— Consigne écrite 1 —
Veuillez reprendre les lignes qui suivent le texte, depuis la première jusqu'à celle contenant « spectrogram-cell bbox=[438, 401, 444, 405] » incluse, en remplaçant « y-tick-label » par « y-axis-label » sans rien modifier d'autre.

Après analyse des pièces du dossier, la cour constate d'abord que même si n'est pas sérieusement discutée l'existence d'écarts de chiffres d'affaires, la lettre de licenciement est l'exacte réplique des données chiffrées et des conclusions émises par l'employeur sur leur origine dans le rapport d'audit, au demeurant non explicitées ni étayées de sorte que celui-ci n'apporte aucun élément justifiant la matérialité des éléments énoncés dans la lettre de licenciement. Ce seul document interne n'est donc pas de nature à permettre une quelconque vérification des données y figurant ni de l'origine des écarts qu'elle avance.

La société produit une attestation de l'expert comptable du 30 juin 2017 dont il ressort qu'ayant demandé à chaque responsable de site de contrôler la facturation clients, notamment les différences relevées entre le nombre d'heures effectuées et facturées non clôturées, la salariée 'a été incapable de répondre aux questions relatives aux anomalies relevées au centre de [Localité 5]' ce qui l'a obligé 'devant l'incompétence et le manque de professionnalisme' de la salariée, à effectuer personnellement la comparaison entre les conventions, les heures effectuées par les stagiaires et la facturation, puis de procéder aux rectifications pour clôturer le bilan, ce qui ne relevait pas de ses attributions .

Toutefois cette pièce se rapporte à d'autres faits relatifs à la gestion de dossiers du centre de [Localité 5], quitté en décembre 2014 et sur une période antérieure à ceux visés dans la lettre de licenciement, de sorte qu'elle n'est pas de nature à objectiver le manquement énoncé, y compris l'appréciation subjective portée par l'attestant.

La cour relève ensuite que l'employeur reste taisant sur l'exercice et la suppression à compter de septembre 2016 d'un contrôle du service DRH du siège et ne produit aucun élément de nature à objectiver la pertinence d'une exécution particulièrement défaillante de ses attributions par rapport aux autres directeurs du groupe alors que la salariée justifie d'une part du degré de contrôle de l'adéquation conventions/facturations par Mme [U] comme du procédé de rectification en retour par la production des mails versés en pièce 23 (envois de 'la liste (des anomalies) pour [Localité 6]' par Mme [U] en 2015-2016, échanges aux fins de régularisation des dossiers identifiés), d'autre part de la réalité partagée avec les autres directeurs de centre par la production du mail circulaire de M. [S] du 22 avril 2015 commentant le tableau de productivité des centres d'[Localité 4], [Localité 8], [Localité 5] et [Localité 6] en faisant état de beaucoup d'erreurs de saisies.

— Données fournies —
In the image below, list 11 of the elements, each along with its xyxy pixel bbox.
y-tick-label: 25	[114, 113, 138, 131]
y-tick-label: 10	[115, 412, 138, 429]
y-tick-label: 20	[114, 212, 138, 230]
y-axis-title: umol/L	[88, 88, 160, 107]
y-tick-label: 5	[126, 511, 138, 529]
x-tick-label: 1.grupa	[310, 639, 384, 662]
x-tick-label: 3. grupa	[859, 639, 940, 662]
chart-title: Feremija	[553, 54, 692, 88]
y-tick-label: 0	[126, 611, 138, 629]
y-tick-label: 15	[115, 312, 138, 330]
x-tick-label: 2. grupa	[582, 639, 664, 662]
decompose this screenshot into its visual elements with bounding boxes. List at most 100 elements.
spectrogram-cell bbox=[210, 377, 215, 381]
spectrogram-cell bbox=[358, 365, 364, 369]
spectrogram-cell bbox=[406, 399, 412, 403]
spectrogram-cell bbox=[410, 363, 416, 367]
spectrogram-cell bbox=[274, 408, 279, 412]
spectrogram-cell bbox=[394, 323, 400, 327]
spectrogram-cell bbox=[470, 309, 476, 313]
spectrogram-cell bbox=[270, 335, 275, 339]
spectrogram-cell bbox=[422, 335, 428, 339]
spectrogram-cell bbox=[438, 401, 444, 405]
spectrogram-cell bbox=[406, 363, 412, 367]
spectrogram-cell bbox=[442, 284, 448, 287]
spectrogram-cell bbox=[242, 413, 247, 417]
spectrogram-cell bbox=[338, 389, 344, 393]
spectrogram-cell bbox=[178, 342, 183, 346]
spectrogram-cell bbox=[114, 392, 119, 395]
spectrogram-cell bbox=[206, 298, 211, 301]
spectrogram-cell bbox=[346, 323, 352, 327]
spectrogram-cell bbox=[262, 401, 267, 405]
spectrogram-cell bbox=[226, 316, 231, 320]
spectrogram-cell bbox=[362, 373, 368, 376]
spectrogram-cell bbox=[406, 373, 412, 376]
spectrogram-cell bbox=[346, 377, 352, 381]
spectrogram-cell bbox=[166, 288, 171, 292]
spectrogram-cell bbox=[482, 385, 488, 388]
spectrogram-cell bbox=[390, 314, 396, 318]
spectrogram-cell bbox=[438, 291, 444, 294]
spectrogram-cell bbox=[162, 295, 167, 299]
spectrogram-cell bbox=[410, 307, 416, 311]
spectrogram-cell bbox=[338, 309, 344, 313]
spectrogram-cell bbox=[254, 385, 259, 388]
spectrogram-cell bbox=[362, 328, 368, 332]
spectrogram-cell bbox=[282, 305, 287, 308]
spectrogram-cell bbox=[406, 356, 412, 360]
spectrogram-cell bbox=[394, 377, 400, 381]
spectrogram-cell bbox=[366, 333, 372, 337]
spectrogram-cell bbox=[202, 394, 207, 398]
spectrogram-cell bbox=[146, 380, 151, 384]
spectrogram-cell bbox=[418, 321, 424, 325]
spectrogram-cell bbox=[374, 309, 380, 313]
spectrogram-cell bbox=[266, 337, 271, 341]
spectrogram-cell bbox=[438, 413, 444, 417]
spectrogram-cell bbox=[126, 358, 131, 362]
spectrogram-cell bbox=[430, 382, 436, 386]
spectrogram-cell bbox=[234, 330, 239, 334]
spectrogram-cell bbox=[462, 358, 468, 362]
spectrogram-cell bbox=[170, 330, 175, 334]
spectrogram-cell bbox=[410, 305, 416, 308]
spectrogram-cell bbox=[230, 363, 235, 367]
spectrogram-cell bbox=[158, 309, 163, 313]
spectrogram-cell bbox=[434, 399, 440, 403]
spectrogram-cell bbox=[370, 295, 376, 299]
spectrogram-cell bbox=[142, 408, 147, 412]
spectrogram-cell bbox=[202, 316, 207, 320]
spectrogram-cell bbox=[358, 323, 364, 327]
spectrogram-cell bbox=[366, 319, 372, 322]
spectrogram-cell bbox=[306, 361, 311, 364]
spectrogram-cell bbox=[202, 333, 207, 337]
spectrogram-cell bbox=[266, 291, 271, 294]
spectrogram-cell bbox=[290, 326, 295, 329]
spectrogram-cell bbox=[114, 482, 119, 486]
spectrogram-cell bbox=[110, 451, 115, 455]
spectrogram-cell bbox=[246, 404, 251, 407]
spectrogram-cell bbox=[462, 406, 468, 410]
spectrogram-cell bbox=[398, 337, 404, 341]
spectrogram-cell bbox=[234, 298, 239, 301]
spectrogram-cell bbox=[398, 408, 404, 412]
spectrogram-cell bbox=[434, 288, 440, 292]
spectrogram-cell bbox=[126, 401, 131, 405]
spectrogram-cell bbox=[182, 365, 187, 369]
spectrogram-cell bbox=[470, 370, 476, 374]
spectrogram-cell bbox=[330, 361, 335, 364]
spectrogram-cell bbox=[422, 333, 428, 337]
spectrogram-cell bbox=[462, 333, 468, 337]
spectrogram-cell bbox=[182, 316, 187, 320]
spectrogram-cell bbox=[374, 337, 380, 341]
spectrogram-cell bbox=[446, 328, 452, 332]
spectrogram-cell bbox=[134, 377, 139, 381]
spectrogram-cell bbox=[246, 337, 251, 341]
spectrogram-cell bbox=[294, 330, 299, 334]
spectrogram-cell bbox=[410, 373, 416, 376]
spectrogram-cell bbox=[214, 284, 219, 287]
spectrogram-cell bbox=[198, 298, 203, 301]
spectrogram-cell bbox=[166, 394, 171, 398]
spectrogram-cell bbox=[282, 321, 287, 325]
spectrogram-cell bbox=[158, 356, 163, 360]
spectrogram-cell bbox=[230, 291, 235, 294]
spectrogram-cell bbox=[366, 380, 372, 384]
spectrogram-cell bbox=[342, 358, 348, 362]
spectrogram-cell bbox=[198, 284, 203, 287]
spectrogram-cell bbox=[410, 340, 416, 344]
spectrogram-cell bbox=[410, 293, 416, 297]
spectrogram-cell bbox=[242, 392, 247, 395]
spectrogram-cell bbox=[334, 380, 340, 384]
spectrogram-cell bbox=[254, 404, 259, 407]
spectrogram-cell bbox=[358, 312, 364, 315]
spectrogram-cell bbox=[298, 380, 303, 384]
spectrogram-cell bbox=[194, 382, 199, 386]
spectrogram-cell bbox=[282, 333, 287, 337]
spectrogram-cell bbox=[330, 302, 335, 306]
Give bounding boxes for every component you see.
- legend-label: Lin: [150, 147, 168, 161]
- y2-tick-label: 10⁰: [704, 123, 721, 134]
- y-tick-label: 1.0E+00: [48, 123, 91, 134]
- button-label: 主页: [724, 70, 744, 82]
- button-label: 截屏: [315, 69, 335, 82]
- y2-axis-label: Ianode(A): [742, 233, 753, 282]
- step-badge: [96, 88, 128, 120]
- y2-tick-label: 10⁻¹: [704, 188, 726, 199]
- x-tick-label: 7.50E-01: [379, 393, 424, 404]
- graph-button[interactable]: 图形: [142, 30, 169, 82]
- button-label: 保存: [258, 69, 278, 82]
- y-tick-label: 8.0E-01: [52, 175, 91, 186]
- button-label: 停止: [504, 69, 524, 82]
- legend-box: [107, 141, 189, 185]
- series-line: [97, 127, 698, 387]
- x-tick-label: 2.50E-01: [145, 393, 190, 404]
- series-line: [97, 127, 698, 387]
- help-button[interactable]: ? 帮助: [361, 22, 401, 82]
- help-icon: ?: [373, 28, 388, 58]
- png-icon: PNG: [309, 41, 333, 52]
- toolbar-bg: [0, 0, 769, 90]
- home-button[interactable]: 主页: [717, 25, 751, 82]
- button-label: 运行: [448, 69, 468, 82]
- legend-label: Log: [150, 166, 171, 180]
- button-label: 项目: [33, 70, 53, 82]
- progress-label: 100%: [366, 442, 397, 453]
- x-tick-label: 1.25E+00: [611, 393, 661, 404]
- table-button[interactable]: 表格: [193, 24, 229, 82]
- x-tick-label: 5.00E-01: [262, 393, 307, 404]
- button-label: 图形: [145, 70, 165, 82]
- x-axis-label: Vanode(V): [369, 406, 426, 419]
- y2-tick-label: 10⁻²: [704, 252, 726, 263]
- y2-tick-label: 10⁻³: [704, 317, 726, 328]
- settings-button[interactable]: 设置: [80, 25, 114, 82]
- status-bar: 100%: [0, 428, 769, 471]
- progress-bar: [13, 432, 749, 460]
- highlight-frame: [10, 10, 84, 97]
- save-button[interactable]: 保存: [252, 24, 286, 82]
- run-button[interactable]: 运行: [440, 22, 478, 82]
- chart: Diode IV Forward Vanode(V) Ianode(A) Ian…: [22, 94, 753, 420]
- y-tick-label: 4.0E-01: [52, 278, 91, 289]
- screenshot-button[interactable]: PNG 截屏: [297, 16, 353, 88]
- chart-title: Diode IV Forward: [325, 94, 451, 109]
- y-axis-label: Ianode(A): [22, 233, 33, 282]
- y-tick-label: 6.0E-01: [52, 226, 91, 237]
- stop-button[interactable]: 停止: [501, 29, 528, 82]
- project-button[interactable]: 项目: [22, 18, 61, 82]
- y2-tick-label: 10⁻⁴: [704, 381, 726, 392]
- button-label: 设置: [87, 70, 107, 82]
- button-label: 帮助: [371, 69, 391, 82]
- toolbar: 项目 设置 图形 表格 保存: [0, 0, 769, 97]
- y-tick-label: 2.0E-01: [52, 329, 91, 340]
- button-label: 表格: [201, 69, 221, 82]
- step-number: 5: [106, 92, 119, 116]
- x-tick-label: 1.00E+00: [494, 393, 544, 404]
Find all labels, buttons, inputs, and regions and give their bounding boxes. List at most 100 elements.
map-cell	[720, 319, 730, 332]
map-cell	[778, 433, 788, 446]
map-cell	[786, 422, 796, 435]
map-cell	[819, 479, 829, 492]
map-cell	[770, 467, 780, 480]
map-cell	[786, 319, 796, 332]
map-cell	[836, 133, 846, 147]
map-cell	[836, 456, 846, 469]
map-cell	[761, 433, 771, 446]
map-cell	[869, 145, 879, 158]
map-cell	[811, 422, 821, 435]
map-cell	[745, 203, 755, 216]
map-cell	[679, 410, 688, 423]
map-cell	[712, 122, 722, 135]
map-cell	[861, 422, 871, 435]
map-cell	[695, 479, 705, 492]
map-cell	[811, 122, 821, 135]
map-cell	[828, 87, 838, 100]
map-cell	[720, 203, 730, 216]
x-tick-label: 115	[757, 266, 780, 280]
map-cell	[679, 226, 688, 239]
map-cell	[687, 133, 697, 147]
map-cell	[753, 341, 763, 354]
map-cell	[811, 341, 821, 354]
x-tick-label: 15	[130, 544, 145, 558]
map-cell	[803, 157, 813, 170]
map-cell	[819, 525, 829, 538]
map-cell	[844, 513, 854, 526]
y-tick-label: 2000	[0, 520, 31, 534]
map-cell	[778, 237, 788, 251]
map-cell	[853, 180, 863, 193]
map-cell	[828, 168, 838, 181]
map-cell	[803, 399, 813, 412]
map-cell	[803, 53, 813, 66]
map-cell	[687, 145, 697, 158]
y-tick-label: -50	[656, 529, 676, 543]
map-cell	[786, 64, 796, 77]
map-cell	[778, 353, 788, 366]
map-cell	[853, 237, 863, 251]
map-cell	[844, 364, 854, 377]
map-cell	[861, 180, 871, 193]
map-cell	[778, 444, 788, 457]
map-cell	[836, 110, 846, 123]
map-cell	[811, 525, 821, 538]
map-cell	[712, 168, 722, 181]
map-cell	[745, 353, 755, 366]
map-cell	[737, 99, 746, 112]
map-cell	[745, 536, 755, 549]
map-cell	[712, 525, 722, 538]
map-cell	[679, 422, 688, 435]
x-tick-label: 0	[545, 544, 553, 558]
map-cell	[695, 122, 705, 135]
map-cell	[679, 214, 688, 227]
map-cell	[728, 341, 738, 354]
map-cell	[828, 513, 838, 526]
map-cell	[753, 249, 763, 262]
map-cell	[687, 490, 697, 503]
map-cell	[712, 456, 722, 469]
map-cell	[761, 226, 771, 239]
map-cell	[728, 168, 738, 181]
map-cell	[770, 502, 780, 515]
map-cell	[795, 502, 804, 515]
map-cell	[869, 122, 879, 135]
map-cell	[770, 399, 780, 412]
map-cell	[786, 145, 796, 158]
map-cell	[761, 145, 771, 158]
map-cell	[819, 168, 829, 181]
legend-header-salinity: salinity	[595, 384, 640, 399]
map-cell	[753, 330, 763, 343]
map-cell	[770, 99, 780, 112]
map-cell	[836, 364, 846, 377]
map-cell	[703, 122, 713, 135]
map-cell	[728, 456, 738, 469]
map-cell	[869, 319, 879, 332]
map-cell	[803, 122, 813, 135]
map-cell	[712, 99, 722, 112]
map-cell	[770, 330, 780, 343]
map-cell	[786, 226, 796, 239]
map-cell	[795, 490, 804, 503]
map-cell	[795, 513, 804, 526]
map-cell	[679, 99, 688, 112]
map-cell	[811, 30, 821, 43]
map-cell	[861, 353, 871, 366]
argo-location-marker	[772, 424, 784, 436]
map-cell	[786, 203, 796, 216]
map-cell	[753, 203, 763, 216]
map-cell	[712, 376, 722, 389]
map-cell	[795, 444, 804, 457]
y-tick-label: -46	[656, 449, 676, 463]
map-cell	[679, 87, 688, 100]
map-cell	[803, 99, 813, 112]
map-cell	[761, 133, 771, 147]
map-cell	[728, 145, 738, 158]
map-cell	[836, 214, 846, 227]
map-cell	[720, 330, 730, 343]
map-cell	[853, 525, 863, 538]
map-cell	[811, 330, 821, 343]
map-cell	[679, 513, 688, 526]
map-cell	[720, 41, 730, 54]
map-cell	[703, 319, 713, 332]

— Consigne écrite 2 —
Relevez toutes les localités distinctes, notées sous la forme « [Localité n] », que cite le texte sur le licenciement.

— Solution 1 —
In the image below, list 11 of the elements, each along with its xyxy pixel bbox.
y-axis-label: 25	[114, 113, 138, 131]
y-axis-label: 10	[115, 412, 138, 429]
y-axis-label: 20	[114, 212, 138, 230]
y-axis-title: umol/L	[88, 88, 160, 107]
y-axis-label: 5	[126, 511, 138, 529]
x-tick-label: 1.grupa	[310, 639, 384, 662]
x-tick-label: 3. grupa	[859, 639, 940, 662]
chart-title: Feremija	[553, 54, 692, 88]
y-axis-label: 0	[126, 611, 138, 629]
y-axis-label: 15	[115, 312, 138, 330]
x-tick-label: 2. grupa	[582, 639, 664, 662]
decompose this screenshot into its visual elements with bounding boxes. List at most 100 elements.
spectrogram-cell bbox=[210, 377, 215, 381]
spectrogram-cell bbox=[358, 365, 364, 369]
spectrogram-cell bbox=[406, 399, 412, 403]
spectrogram-cell bbox=[410, 363, 416, 367]
spectrogram-cell bbox=[274, 408, 279, 412]
spectrogram-cell bbox=[394, 323, 400, 327]
spectrogram-cell bbox=[470, 309, 476, 313]
spectrogram-cell bbox=[270, 335, 275, 339]
spectrogram-cell bbox=[422, 335, 428, 339]
spectrogram-cell bbox=[438, 401, 444, 405]

— Solution 2 —
[Localité 5], [Localité 6], [Localité 4], [Localité 8]